*Set problem*: Can you pull out each line of the data below that includes the word "Expressions"?

>> Start

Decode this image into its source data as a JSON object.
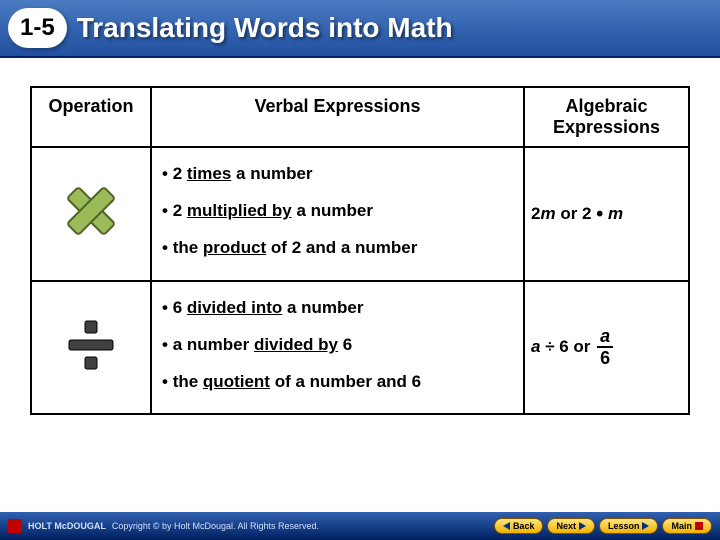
{
  "header": {
    "lesson_number": "1-5",
    "title": "Translating Words into Math"
  },
  "table": {
    "headers": {
      "operation": "Operation",
      "verbal": "Verbal Expressions",
      "algebraic": "Algebraic Expressions"
    },
    "rows": [
      {
        "operation_icon": "multiply",
        "icon_fill": "#9bbb59",
        "icon_stroke": "#4f6228",
        "verbal": [
          {
            "pre": "2 ",
            "u": "times",
            "post": " a number"
          },
          {
            "pre": "2 ",
            "u": "multiplied by",
            "post": " a number"
          },
          {
            "pre": "the ",
            "u": "product",
            "post": " of 2 and a number"
          }
        ],
        "algebraic_html": "<span>2<span class='ital'>m</span> or 2 <span class='dot-op'>•</span> <span class='ital'>m</span></span>"
      },
      {
        "operation_icon": "divide",
        "icon_fill": "#404040",
        "icon_stroke": "#000000",
        "verbal": [
          {
            "pre": "6 ",
            "u": "divided into",
            "post": " a number"
          },
          {
            "pre": "a number ",
            "u": "divided by",
            "post": " 6"
          },
          {
            "pre": "the ",
            "u": "quotient",
            "post": " of a number and 6"
          }
        ],
        "algebraic_html": "<span><span class='ital'>a</span> ÷ 6 or <span class='frac'><span class='num ital'>a</span><span class='den'>6</span></span></span>"
      }
    ]
  },
  "footer": {
    "brand": "HOLT McDOUGAL",
    "copyright": "Copyright © by Holt McDougal. All Rights Reserved.",
    "buttons": {
      "back": "Back",
      "next": "Next",
      "lesson": "Lesson",
      "main": "Main"
    }
  },
  "colors": {
    "header_grad_top": "#4a7ac0",
    "header_grad_bottom": "#2050a0",
    "footer_grad_top": "#3060b0",
    "footer_grad_bottom": "#002060",
    "button_bg_top": "#ffe680",
    "button_bg_bottom": "#f0b000"
  }
}
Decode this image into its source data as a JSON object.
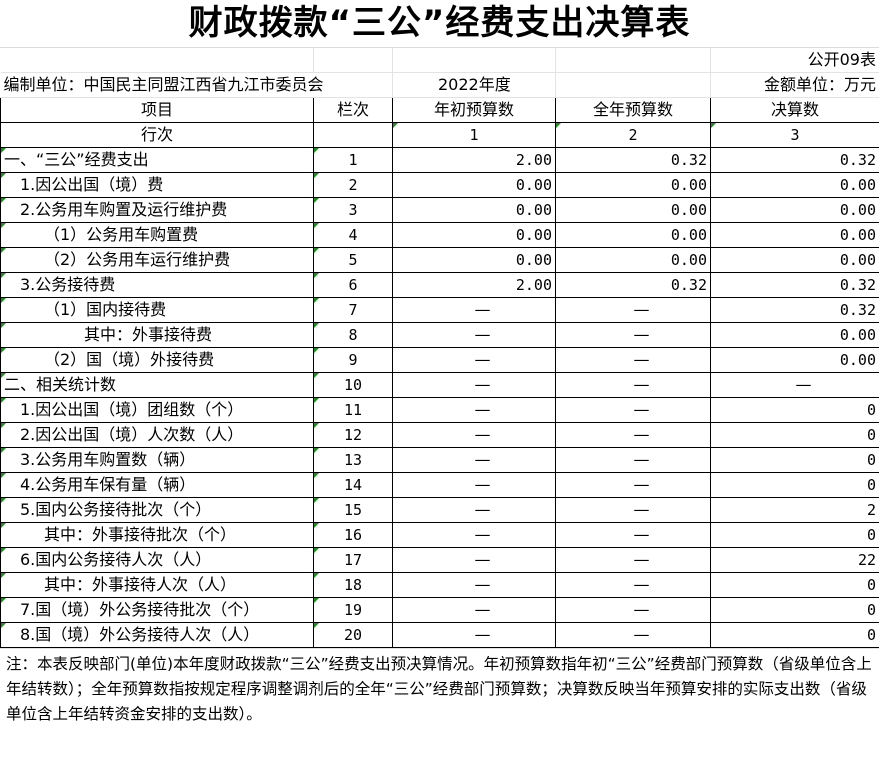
{
  "title": "财政拨款“三公”经费支出决算表",
  "form_code": "公开09表",
  "unit_label": "编制单位：中国民主同盟江西省九江市委员会",
  "year": "2022年度",
  "amount_unit": "金额单位：万元",
  "headers": {
    "item": "项目",
    "col_no": "栏次",
    "initial_budget": "年初预算数",
    "annual_budget": "全年预算数",
    "final_account": "决算数"
  },
  "row_label": {
    "item": "行次",
    "c1": "1",
    "c2": "2",
    "c3": "3"
  },
  "rows": [
    {
      "label": "一、“三公”经费支出",
      "indent": 0,
      "no": "1",
      "v1": "2.00",
      "v2": "0.32",
      "v3": "0.32"
    },
    {
      "label": "1.因公出国（境）费",
      "indent": 1,
      "no": "2",
      "v1": "0.00",
      "v2": "0.00",
      "v3": "0.00"
    },
    {
      "label": "2.公务用车购置及运行维护费",
      "indent": 1,
      "no": "3",
      "v1": "0.00",
      "v2": "0.00",
      "v3": "0.00"
    },
    {
      "label": "（1）公务用车购置费",
      "indent": 2,
      "no": "4",
      "v1": "0.00",
      "v2": "0.00",
      "v3": "0.00"
    },
    {
      "label": "（2）公务用车运行维护费",
      "indent": 2,
      "no": "5",
      "v1": "0.00",
      "v2": "0.00",
      "v3": "0.00"
    },
    {
      "label": "3.公务接待费",
      "indent": 1,
      "no": "6",
      "v1": "2.00",
      "v2": "0.32",
      "v3": "0.32"
    },
    {
      "label": "（1）国内接待费",
      "indent": 2,
      "no": "7",
      "v1": "—",
      "v2": "—",
      "v3": "0.32"
    },
    {
      "label": "其中：外事接待费",
      "indent": 3,
      "no": "8",
      "v1": "—",
      "v2": "—",
      "v3": "0.00"
    },
    {
      "label": "（2）国（境）外接待费",
      "indent": 2,
      "no": "9",
      "v1": "—",
      "v2": "—",
      "v3": "0.00"
    },
    {
      "label": "二、相关统计数",
      "indent": 0,
      "no": "10",
      "v1": "—",
      "v2": "—",
      "v3": "—"
    },
    {
      "label": "1.因公出国（境）团组数（个）",
      "indent": 1,
      "no": "11",
      "v1": "—",
      "v2": "—",
      "v3": "0"
    },
    {
      "label": "2.因公出国（境）人次数（人）",
      "indent": 1,
      "no": "12",
      "v1": "—",
      "v2": "—",
      "v3": "0"
    },
    {
      "label": "3.公务用车购置数（辆）",
      "indent": 1,
      "no": "13",
      "v1": "—",
      "v2": "—",
      "v3": "0"
    },
    {
      "label": "4.公务用车保有量（辆）",
      "indent": 1,
      "no": "14",
      "v1": "—",
      "v2": "—",
      "v3": "0"
    },
    {
      "label": "5.国内公务接待批次（个）",
      "indent": 1,
      "no": "15",
      "v1": "—",
      "v2": "—",
      "v3": "2"
    },
    {
      "label": "其中：外事接待批次（个）",
      "indent": 2,
      "no": "16",
      "v1": "—",
      "v2": "—",
      "v3": "0"
    },
    {
      "label": "6.国内公务接待人次（人）",
      "indent": 1,
      "no": "17",
      "v1": "—",
      "v2": "—",
      "v3": "22"
    },
    {
      "label": "其中：外事接待人次（人）",
      "indent": 2,
      "no": "18",
      "v1": "—",
      "v2": "—",
      "v3": "0"
    },
    {
      "label": "7.国（境）外公务接待批次（个）",
      "indent": 1,
      "no": "19",
      "v1": "—",
      "v2": "—",
      "v3": "0"
    },
    {
      "label": "8.国（境）外公务接待人次（人）",
      "indent": 1,
      "no": "20",
      "v1": "—",
      "v2": "—",
      "v3": "0"
    }
  ],
  "note": "注：本表反映部门(单位)本年度财政拨款“三公”经费支出预决算情况。年初预算数指年初“三公”经费部门预算数（省级单位含上年结转数）；全年预算数指按规定程序调整调剂后的全年“三公”经费部门预算数；决算数反映当年预算安排的实际支出数（省级单位含上年结转资金安排的支出数）。"
}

>> End

*Worked solution*:
      "verbal": "Verbal Expressions",
      "algebraic": "Algebraic Expressions"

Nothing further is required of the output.